**WRITTEN REQUEST**
In the material below, find each line holding the string "mari" and copy it.

— Start of DATASET ENTRIES —

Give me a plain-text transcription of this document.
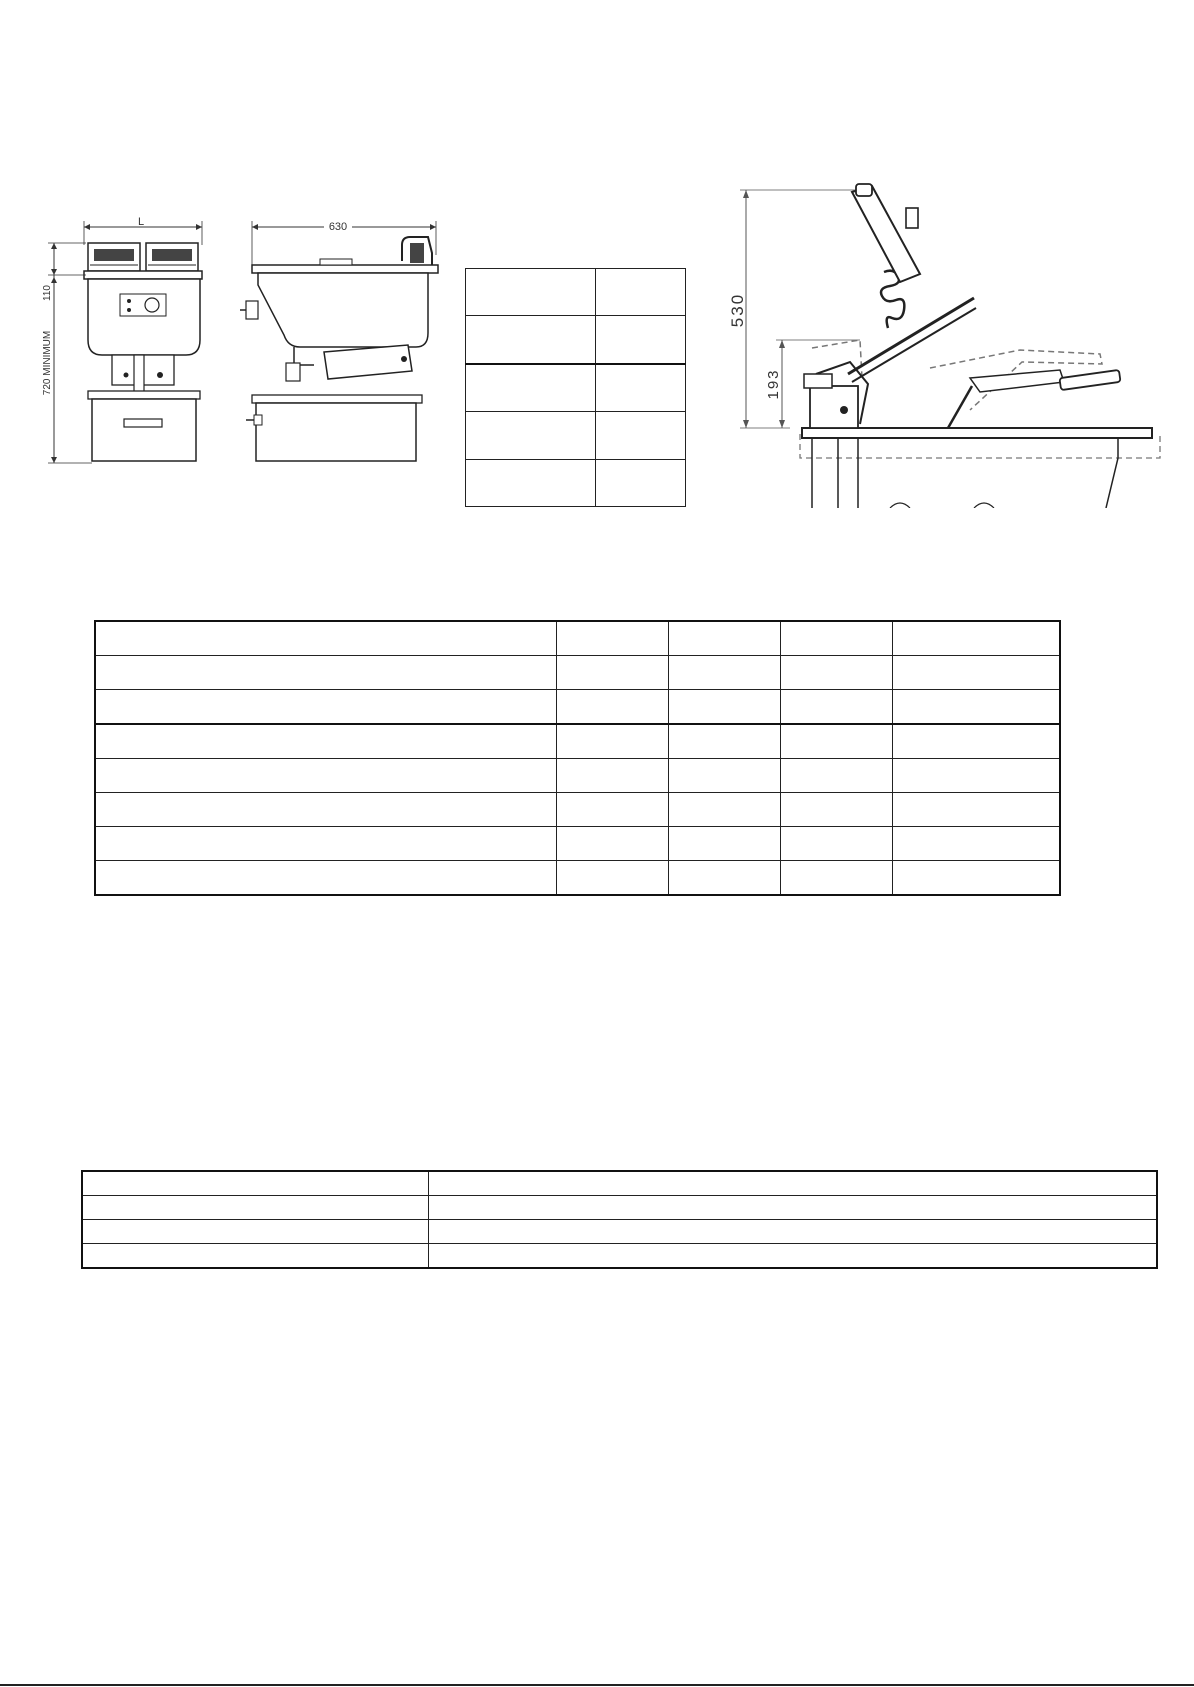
L
110
720 MINIMUM
630

530
193
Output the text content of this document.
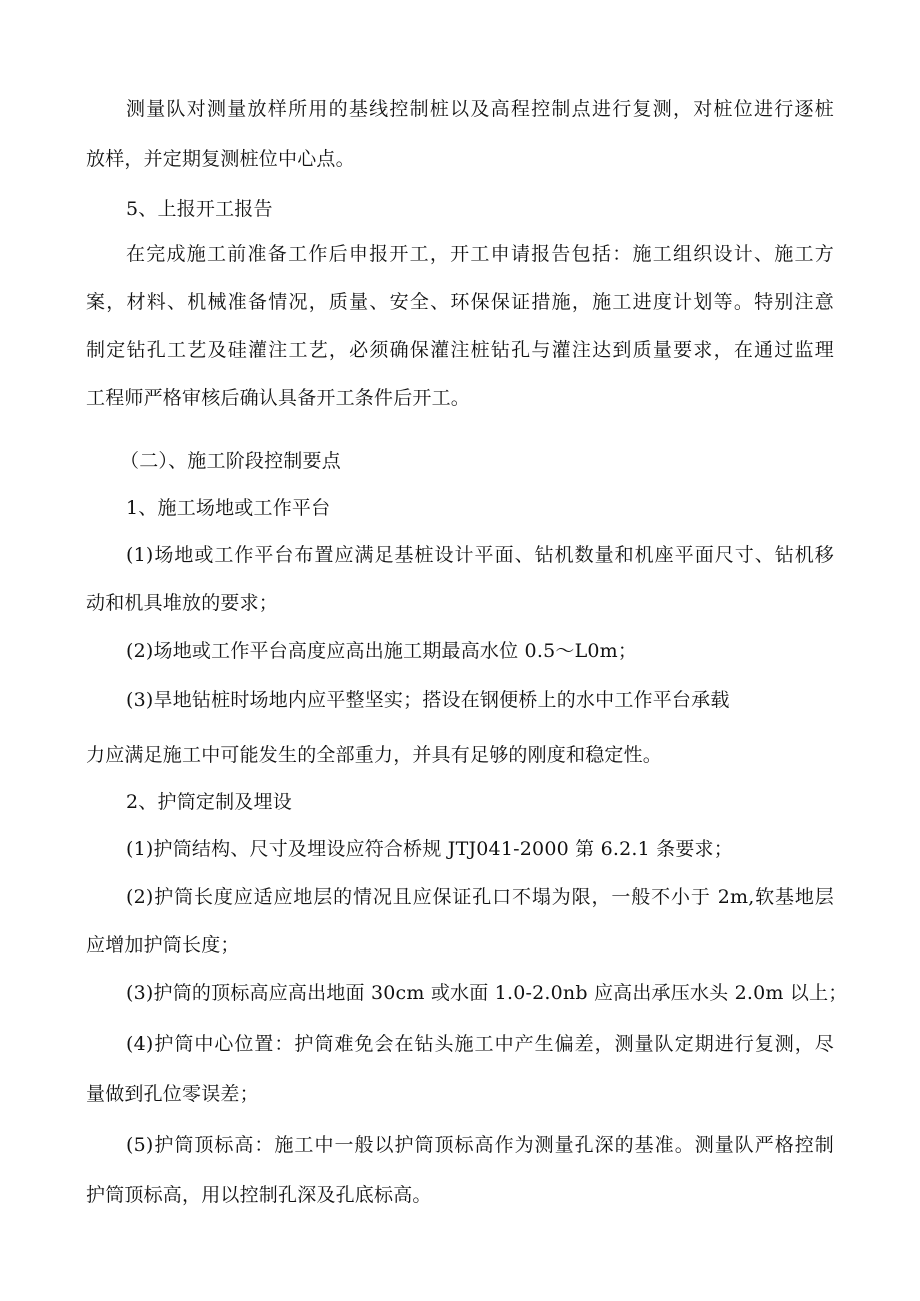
测量队对测量放样所用的基线控制桩以及高程控制点进行复测，对桩位进行逐桩
放样，并定期复测桩位中心点。
5、上报开工报告
在完成施工前准备工作后申报开工，开工申请报告包括：施工组织设计、施工方
案，材料、机械准备情况，质量、安全、环保保证措施，施工进度计划等。特别注意
制定钻孔工艺及硅灌注工艺，必须确保灌注桩钻孔与灌注达到质量要求，在通过监理
工程师严格审核后确认具备开工条件后开工。
（二）、施工阶段控制要点
1、施工场地或工作平台
(1)场地或工作平台布置应满足基桩设计平面、钻机数量和机座平面尺寸、钻机移
动和机具堆放的要求；
(2)场地或工作平台高度应高出施工期最高水位 0.5～L0m；
(3)旱地钻桩时场地内应平整坚实；搭设在钢便桥上的水中工作平台承载
力应满足施工中可能发生的全部重力，并具有足够的刚度和稳定性。
2、护筒定制及埋设
(1)护筒结构、尺寸及埋设应符合桥规 JTJ041-2000 第 6.2.1 条要求；
(2)护筒长度应适应地层的情况且应保证孔口不塌为限，一般不小于 2m,软基地层
应增加护筒长度；
(3)护筒的顶标高应高出地面 30cm 或水面 1.0-2.0nb 应高出承压水头 2.0m 以上；
(4)护筒中心位置：护筒难免会在钻头施工中产生偏差，测量队定期进行复测，尽
量做到孔位零误差；
(5)护筒顶标高：施工中一般以护筒顶标高作为测量孔深的基准。测量队严格控制
护筒顶标高，用以控制孔深及孔底标高。
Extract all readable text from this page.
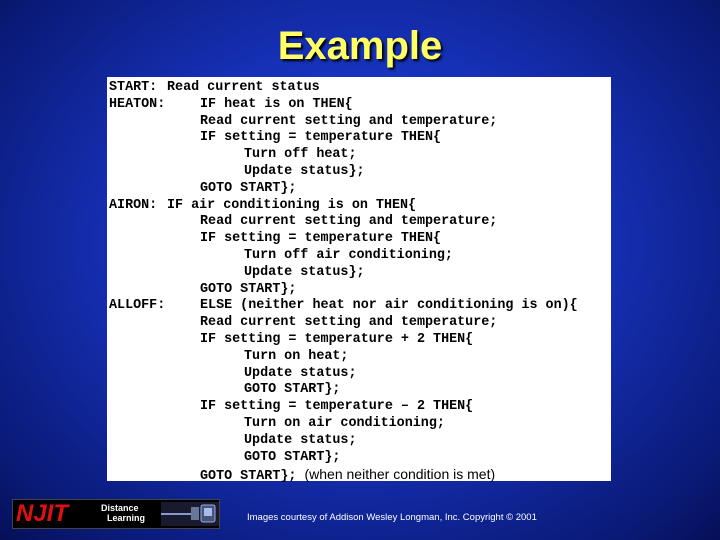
Example
START: Read current status
HEATON:	IF heat is on THEN{
Read current setting and temperature;
IF setting = temperature THEN{
Turn off heat;
Update status};
GOTO START};
AIRON: IF air conditioning is on THEN{
Read current setting and temperature;
IF setting = temperature THEN{
Turn off air conditioning;
Update status};
GOTO START};
ALLOFF:	ELSE (neither heat nor air conditioning is on){
Read current setting and temperature;
IF setting = temperature + 2 THEN{
Turn on heat;
Update status;
GOTO START};
IF setting = temperature – 2 THEN{
Turn on air conditioning;
Update status;
GOTO START};
GOTO START}; (when neither condition is met)
NJIT	Distance
Learning	Images courtesy of Addison Wesley Longman, Inc. Copyright © 2001
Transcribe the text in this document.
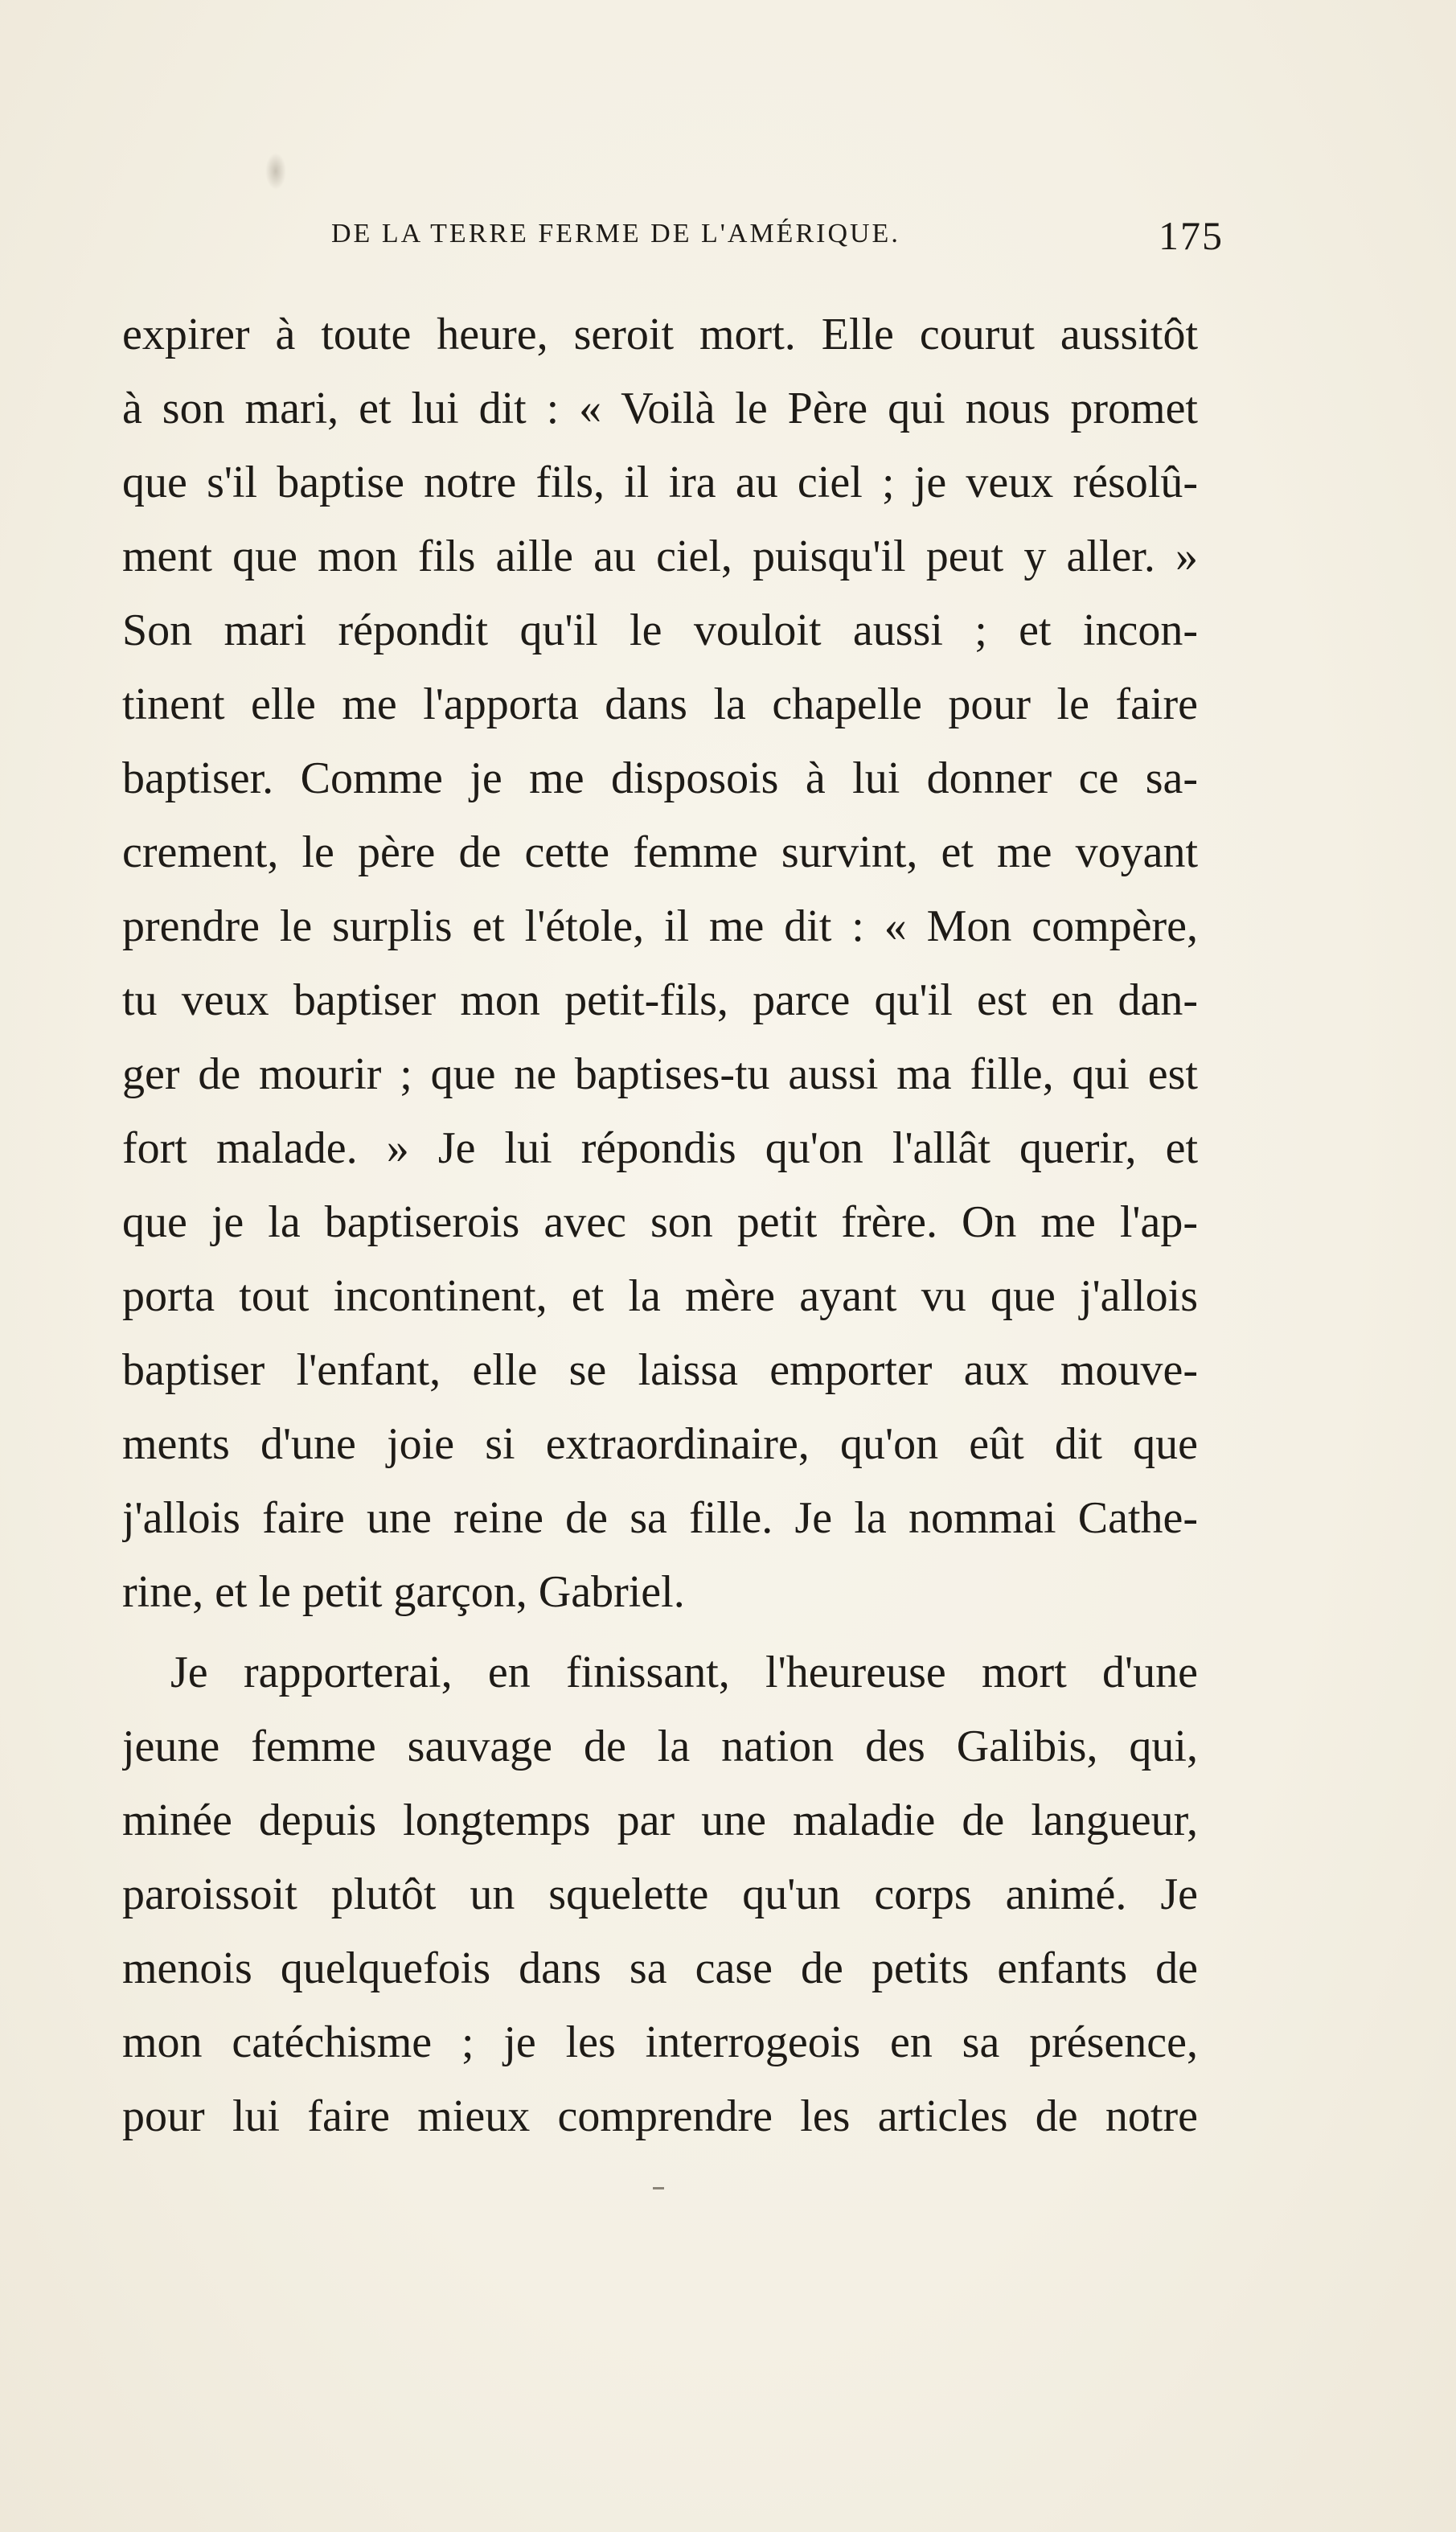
DE LA TERRE FERME DE L'AMÉRIQUE.	175
expirer à toute heure, seroit mort. Elle courut aussitôt
à son mari, et lui dit : « Voilà le Père qui nous promet
que s'il baptise notre fils, il ira au ciel ; je veux résolû-
ment que mon fils aille au ciel, puisqu'il peut y aller. »
Son mari répondit qu'il le vouloit aussi ; et incon-
tinent elle me l'apporta dans la chapelle pour le faire
baptiser. Comme je me disposois à lui donner ce sa-
crement, le père de cette femme survint, et me voyant
prendre le surplis et l'étole, il me dit : « Mon compère,
tu veux baptiser mon petit-fils, parce qu'il est en dan-
ger de mourir ; que ne baptises-tu aussi ma fille, qui est
fort malade. » Je lui répondis qu'on l'allât querir, et
que je la baptiserois avec son petit frère. On me l'ap-
porta tout incontinent, et la mère ayant vu que j'allois
baptiser l'enfant, elle se laissa emporter aux mouve-
ments d'une joie si extraordinaire, qu'on eût dit que
j'allois faire une reine de sa fille. Je la nommai Cathe-
rine, et le petit garçon, Gabriel.
Je rapporterai, en finissant, l'heureuse mort d'une
jeune femme sauvage de la nation des Galibis, qui,
minée depuis longtemps par une maladie de langueur,
paroissoit plutôt un squelette qu'un corps animé. Je
menois quelquefois dans sa case de petits enfants de
mon catéchisme ; je les interrogeois en sa présence,
pour lui faire mieux comprendre les articles de notre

— End of DATASET ENTRIES —

**ANSWER IN FULL**
à son mari, et lui dit : « Voilà le Père qui nous promet
Son mari répondit qu'il le vouloit aussi ; et incon-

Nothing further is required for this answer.